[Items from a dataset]
━━━━━━━━
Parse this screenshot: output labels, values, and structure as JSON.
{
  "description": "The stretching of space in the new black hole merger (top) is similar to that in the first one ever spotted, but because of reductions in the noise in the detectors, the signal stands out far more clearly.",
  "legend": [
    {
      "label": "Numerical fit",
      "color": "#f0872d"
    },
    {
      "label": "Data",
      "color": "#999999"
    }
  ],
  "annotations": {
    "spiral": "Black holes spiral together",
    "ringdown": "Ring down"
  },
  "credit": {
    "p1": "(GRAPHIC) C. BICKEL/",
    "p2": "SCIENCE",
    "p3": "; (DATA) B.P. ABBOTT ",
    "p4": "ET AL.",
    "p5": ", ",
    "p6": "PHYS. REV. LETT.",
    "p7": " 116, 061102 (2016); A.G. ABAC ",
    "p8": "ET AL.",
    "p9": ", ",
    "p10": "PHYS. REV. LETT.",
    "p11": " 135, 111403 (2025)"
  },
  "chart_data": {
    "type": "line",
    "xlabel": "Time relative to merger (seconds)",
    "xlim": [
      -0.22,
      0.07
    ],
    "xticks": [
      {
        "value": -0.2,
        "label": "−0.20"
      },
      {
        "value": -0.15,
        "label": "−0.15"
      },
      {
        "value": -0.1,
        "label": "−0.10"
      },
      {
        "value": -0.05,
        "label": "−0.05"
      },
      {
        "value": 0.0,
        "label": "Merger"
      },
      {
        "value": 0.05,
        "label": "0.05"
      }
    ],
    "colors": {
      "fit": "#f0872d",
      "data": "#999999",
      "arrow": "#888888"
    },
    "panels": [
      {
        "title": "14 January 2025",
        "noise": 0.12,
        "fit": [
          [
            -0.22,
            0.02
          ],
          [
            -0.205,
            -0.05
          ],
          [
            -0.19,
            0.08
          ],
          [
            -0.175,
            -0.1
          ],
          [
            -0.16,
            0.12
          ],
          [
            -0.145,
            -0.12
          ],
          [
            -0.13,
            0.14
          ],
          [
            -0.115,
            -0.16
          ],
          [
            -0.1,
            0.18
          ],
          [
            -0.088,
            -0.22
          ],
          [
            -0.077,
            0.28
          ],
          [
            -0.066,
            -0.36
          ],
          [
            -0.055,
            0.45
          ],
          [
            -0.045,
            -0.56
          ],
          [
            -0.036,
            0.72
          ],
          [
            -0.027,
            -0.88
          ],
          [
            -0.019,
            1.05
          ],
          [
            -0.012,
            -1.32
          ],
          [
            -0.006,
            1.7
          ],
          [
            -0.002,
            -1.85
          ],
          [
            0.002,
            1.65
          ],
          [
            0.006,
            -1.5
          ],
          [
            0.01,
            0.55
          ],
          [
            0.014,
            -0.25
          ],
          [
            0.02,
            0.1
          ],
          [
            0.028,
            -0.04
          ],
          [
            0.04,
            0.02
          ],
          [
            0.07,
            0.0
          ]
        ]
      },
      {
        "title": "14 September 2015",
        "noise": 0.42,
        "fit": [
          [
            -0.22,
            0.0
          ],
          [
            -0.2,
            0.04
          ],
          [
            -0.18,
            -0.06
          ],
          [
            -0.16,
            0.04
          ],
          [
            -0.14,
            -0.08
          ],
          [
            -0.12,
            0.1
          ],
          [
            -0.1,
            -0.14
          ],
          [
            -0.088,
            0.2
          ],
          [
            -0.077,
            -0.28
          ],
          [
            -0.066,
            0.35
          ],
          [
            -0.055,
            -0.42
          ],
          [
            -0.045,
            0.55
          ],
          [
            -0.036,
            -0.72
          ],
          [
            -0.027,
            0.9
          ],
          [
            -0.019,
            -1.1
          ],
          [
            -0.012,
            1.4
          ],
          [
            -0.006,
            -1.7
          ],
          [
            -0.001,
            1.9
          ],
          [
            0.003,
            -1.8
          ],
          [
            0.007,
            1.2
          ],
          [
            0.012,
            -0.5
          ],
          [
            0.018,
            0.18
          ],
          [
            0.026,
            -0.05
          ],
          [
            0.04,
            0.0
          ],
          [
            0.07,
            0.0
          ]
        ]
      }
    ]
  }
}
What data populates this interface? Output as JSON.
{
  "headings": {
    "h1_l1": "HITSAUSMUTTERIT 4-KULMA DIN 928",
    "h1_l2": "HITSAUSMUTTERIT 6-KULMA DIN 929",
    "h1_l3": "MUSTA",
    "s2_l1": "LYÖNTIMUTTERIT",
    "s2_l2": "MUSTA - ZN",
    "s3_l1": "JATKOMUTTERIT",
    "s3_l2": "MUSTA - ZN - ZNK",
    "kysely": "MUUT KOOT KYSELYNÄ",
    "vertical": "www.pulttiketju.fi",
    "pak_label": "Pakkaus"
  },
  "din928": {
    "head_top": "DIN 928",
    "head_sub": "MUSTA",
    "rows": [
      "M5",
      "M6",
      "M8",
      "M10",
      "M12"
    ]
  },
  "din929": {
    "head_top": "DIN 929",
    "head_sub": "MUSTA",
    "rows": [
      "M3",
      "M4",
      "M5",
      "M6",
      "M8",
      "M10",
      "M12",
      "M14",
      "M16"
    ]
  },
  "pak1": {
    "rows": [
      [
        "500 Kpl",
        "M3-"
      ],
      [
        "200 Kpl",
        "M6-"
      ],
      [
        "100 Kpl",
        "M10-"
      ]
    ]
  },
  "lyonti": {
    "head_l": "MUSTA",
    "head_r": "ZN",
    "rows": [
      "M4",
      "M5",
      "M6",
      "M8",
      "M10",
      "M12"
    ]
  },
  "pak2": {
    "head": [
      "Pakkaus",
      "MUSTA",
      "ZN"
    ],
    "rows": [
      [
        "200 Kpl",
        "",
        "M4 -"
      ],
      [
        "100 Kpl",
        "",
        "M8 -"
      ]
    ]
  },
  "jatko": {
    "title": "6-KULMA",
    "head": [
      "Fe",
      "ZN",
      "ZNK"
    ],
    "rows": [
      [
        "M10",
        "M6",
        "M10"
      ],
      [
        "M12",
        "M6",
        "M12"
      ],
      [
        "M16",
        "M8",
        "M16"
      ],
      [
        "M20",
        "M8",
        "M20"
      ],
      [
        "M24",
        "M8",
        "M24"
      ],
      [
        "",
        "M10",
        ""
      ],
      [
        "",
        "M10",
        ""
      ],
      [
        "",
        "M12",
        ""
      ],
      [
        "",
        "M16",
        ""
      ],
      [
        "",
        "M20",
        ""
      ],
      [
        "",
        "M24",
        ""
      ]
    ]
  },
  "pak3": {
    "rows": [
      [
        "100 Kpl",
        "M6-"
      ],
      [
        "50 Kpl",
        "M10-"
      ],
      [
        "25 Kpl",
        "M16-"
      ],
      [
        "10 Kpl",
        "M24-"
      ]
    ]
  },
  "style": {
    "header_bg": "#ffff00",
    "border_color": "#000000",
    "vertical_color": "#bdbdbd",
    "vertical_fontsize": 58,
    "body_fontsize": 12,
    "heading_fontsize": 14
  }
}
━━━━━━━━
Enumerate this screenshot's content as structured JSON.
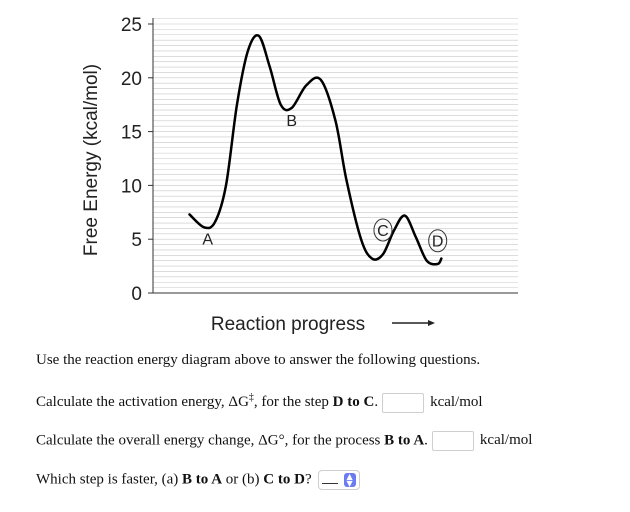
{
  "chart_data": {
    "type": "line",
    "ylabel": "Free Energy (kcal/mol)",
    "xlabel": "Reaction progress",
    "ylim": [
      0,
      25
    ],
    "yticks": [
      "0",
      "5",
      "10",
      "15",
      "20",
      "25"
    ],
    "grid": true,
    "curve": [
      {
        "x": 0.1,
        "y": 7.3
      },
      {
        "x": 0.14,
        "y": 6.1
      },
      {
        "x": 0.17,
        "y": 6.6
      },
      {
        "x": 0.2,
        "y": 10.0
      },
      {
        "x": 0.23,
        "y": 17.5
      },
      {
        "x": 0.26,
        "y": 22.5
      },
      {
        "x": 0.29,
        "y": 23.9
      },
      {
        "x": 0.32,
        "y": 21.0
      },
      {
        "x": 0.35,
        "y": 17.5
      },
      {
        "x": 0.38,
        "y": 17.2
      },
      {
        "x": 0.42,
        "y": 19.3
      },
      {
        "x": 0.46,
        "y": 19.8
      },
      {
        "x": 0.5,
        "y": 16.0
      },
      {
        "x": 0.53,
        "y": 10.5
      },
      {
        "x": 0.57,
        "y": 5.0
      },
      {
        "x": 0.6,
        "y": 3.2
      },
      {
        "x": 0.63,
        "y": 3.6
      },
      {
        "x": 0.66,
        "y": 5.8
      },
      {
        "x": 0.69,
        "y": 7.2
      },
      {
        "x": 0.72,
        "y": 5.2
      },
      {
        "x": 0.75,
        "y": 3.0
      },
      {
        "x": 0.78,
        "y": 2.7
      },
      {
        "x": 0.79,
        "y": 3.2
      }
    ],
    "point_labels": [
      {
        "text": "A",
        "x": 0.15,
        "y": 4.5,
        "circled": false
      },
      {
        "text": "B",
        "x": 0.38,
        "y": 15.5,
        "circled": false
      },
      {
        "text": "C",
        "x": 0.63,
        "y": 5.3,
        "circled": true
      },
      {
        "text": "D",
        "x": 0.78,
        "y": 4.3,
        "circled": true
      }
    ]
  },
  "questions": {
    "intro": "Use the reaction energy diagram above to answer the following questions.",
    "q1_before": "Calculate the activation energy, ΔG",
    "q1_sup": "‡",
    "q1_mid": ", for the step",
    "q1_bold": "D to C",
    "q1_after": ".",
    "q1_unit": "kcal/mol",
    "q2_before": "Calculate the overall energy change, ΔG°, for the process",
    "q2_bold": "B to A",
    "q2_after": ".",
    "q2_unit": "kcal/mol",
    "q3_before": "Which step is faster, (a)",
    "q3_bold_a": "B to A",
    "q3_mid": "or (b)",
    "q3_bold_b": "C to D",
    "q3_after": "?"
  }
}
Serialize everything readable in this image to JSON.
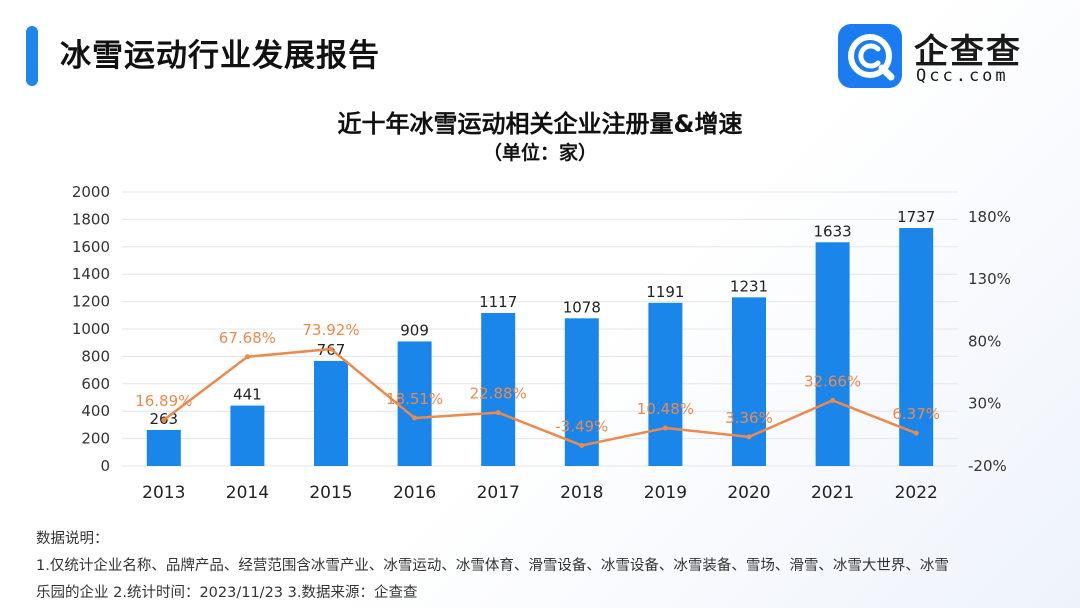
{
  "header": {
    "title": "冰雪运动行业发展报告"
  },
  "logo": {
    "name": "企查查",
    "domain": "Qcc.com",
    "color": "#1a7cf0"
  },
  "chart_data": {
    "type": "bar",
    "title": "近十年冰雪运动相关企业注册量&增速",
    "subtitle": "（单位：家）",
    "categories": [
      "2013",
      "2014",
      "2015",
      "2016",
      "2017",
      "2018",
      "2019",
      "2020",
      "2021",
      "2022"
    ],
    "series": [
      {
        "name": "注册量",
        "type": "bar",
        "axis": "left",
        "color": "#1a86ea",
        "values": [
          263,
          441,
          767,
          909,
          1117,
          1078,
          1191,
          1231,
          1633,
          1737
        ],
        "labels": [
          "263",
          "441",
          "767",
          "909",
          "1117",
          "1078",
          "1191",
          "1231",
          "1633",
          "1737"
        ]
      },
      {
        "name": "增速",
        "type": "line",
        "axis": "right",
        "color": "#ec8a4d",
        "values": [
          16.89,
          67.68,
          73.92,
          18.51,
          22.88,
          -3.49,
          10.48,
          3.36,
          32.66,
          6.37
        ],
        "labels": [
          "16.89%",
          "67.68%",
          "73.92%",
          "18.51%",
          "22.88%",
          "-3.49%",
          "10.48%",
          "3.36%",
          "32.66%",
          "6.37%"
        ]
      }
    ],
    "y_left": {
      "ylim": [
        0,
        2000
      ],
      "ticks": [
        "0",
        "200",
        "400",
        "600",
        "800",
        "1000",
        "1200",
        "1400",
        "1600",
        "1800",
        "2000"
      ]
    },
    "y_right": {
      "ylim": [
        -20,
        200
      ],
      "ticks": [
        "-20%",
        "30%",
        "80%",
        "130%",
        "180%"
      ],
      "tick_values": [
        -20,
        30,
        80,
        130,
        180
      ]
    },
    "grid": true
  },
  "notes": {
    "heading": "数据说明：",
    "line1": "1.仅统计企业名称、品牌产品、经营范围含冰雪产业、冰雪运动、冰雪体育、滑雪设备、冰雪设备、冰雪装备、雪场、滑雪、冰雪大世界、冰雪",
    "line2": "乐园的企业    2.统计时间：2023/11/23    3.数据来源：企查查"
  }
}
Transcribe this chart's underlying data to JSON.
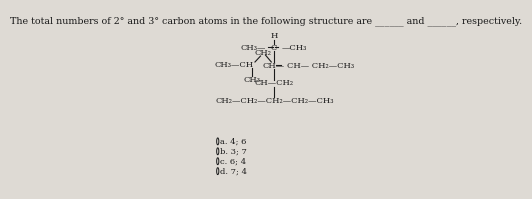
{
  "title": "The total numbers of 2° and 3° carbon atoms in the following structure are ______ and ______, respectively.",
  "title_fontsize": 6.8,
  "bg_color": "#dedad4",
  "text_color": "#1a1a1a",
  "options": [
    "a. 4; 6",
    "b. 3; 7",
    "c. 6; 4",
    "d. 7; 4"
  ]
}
━━━━━━━━
[TASK DIRECTIONS]: Copy all lines in the listing above where the string "JSON" appears.

[OUTPUT FOR THIS TASK]:
Parse this screenshot: output labels, values, and structure as JSON.
What data populates this interface? Output as JSON.
Enumerate this screenshot's content as structured JSON.
Serialize everything readable in this image to JSON.
Transcribe this chart's underlying data to JSON.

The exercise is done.